* [Problem to work on] Each record must be reproduced exactly as it is shown.

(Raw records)
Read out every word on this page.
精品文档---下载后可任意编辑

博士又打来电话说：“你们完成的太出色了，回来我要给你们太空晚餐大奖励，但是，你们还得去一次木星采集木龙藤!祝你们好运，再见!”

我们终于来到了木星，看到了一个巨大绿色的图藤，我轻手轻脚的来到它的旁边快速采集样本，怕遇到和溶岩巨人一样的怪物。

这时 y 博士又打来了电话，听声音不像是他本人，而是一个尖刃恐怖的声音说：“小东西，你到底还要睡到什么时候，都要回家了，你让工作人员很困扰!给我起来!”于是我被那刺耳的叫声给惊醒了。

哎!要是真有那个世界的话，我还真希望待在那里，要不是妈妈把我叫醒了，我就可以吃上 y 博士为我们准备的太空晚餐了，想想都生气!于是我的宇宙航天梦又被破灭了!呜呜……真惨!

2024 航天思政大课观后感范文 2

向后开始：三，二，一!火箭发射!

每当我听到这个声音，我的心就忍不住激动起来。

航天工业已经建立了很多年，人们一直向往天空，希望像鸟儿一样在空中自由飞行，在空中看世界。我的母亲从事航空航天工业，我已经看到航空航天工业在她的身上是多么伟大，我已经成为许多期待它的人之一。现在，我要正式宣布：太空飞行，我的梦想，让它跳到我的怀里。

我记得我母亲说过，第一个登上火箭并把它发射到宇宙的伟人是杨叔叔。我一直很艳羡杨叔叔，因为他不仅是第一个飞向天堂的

* [The output]
Read out every word on this page.
精品文档---下载后可任意编辑

博士又打来电话说：“你们完成的太出色了，回来我要给你们太空晚餐大奖励，但是，你们还得去一次木星采集木龙藤!祝你们好运，再见!”

我们终于来到了木星，看到了一个巨大绿色的图藤，我轻手轻脚的来到它的旁边快速采集样本，怕遇到和溶岩巨人一样的怪物。

这时 y 博士又打来了电话，听声音不像是他本人，而是一个尖刃恐怖的声音说：“小东西，你到底还要睡到什么时候，都要回家了，你让工作人员很困扰!给我起来!”于是我被那刺耳的叫声给惊醒了。

哎!要是真有那个世界的话，我还真希望待在那里，要不是妈妈把我叫醒了，我就可以吃上 y 博士为我们准备的太空晚餐了，想想都生气!于是我的宇宙航天梦又被破灭了!呜呜……真惨!

2024 航天思政大课观后感范文 2

向后开始：三，二，一!火箭发射!

每当我听到这个声音，我的心就忍不住激动起来。

航天工业已经建立了很多年，人们一直向往天空，希望像鸟儿一样在空中自由飞行，在空中看世界。我的母亲从事航空航天工业，我已经看到航空航天工业在她的身上是多么伟大，我已经成为许多期待它的人之一。现在，我要正式宣布：太空飞行，我的梦想，让它跳到我的怀里。

我记得我母亲说过，第一个登上火箭并把它发射到宇宙的伟人是杨叔叔。我一直很艳羡杨叔叔，因为他不仅是第一个飞向天堂的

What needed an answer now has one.